* **GIVEN INSTRUCTION**
Gather the lines that hold the string "into".
== == ==
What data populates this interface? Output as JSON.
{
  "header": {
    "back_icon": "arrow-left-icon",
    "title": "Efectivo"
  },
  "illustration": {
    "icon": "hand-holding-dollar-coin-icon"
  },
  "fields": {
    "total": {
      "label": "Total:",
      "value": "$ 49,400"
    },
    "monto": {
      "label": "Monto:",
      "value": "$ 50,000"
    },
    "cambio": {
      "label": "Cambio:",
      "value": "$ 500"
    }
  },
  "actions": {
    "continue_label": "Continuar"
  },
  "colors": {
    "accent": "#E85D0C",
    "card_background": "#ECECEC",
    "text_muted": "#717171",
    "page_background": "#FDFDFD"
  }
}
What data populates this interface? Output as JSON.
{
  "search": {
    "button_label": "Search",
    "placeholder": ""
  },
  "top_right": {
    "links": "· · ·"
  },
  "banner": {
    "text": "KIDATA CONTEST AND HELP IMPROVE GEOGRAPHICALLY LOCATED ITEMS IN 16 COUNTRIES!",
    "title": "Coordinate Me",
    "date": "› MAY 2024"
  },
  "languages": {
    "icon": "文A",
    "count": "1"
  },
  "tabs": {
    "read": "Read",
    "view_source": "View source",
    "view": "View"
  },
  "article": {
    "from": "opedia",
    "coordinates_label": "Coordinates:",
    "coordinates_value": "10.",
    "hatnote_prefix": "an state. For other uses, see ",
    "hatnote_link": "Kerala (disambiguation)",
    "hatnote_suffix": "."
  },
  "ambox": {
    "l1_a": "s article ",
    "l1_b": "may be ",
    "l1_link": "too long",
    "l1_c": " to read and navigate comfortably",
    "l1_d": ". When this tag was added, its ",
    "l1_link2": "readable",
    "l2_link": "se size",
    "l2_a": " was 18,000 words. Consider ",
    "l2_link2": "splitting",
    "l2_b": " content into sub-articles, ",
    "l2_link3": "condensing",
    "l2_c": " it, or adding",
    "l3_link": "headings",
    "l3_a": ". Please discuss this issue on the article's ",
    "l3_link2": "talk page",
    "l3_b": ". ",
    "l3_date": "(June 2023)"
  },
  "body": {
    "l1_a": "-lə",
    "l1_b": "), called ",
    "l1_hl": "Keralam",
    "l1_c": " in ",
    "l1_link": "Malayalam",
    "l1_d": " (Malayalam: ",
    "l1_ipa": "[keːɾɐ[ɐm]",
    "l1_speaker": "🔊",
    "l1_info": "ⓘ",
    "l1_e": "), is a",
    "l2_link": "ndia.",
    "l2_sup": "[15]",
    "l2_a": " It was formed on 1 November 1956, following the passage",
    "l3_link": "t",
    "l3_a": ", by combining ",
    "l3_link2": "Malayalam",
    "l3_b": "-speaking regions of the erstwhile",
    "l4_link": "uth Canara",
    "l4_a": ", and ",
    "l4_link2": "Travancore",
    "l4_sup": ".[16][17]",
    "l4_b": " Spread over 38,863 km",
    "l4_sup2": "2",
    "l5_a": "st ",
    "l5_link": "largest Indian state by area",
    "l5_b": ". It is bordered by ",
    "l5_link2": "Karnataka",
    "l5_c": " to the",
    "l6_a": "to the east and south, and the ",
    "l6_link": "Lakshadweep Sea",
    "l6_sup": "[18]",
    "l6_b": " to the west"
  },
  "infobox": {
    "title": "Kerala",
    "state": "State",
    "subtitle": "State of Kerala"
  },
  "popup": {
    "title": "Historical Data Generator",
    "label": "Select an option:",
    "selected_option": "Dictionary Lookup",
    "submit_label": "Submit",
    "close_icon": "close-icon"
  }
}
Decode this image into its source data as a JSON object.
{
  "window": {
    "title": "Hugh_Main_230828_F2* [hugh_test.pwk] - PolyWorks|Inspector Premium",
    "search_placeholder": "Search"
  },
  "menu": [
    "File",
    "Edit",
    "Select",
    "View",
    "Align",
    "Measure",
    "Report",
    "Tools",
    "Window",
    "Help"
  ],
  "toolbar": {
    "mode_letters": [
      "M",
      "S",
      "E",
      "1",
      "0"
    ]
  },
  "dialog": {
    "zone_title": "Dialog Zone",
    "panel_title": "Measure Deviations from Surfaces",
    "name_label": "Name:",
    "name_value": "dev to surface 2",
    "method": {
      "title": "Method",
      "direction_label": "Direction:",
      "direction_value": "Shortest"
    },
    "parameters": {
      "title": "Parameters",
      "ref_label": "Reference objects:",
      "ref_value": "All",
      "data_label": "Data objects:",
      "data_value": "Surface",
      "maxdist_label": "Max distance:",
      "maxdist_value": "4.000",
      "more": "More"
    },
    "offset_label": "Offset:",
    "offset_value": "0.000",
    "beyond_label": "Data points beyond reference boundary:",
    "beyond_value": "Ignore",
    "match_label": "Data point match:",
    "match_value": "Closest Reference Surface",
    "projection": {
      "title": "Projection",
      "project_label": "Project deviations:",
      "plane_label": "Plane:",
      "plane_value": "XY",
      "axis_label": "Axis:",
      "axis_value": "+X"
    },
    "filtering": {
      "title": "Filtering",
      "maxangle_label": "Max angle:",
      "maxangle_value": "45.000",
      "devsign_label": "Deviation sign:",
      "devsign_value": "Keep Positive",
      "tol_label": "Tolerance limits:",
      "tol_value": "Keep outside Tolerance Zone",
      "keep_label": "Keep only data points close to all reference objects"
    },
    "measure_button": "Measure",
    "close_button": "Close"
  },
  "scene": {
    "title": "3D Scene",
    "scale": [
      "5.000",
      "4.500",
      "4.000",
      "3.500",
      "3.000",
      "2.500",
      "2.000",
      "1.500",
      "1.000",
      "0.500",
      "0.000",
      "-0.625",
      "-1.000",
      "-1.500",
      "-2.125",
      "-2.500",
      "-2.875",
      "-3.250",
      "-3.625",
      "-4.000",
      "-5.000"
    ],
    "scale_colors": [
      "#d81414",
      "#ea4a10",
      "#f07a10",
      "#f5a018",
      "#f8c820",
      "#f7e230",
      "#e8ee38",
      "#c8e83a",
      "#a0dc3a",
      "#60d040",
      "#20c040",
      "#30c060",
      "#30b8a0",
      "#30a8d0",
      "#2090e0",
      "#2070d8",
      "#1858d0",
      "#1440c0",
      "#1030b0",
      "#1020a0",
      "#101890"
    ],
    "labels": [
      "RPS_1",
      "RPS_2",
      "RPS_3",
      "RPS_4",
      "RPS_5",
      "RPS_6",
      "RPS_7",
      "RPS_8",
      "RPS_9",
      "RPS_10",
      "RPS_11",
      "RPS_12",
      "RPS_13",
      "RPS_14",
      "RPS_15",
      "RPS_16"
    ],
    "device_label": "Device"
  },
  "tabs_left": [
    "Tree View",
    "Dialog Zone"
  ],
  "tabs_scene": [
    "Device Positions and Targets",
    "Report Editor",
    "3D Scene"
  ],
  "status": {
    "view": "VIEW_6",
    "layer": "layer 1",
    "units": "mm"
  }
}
== == ==
* **IN RESPONSE**
    "l2_b": " content into sub-articles, ",
Decode this image into its source data as a JSON object.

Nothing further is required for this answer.